STATED PROBLEM | Copy out each line containing "illos" from the entries below.

[BEGIN SUPPLIED MATERIAL]

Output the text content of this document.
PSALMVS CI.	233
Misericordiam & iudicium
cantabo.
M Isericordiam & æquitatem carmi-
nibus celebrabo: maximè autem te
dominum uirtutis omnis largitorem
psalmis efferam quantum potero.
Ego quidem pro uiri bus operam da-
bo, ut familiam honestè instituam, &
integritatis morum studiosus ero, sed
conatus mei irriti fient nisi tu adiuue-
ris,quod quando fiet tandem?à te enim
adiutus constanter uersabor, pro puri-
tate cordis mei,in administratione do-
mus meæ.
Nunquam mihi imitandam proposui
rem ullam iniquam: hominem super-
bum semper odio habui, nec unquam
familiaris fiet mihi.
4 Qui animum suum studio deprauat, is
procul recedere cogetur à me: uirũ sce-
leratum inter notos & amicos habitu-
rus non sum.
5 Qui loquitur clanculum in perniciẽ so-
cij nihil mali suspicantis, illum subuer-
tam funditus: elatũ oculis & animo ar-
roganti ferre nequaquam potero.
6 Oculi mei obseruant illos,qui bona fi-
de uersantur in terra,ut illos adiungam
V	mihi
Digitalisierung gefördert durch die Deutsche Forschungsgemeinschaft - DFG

[END SUPPLIED MATERIAL]

THE ANSWER |
6 Oculi mei obseruant illos,qui bona fi-
de uersantur in terra,ut illos adiungam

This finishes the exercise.